## begin

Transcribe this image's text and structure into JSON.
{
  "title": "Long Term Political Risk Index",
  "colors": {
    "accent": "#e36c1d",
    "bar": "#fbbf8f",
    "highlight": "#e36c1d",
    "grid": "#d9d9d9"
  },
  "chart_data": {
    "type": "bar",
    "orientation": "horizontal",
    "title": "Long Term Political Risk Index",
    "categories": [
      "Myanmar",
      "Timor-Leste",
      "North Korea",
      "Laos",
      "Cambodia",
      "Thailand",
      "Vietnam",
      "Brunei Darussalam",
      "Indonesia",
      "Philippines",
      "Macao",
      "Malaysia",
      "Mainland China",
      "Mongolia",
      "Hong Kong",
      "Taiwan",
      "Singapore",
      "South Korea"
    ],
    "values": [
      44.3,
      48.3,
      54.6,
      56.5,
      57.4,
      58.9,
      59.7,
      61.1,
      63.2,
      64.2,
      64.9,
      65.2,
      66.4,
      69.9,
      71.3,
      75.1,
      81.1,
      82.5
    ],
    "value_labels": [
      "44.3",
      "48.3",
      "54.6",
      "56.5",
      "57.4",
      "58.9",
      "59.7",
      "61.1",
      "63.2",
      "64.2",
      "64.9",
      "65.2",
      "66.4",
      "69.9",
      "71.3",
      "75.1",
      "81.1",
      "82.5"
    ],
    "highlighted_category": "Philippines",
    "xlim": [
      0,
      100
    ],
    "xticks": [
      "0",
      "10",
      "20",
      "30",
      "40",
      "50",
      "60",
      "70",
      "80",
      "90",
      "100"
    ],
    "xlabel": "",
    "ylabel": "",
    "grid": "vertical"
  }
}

## end

(Work to be completed): Each line that holds the word "Risk" should be extracted from the records.

(Correct result):
  "title": "Long Term Political Risk Index",
    "title": "Long Term Political Risk Index",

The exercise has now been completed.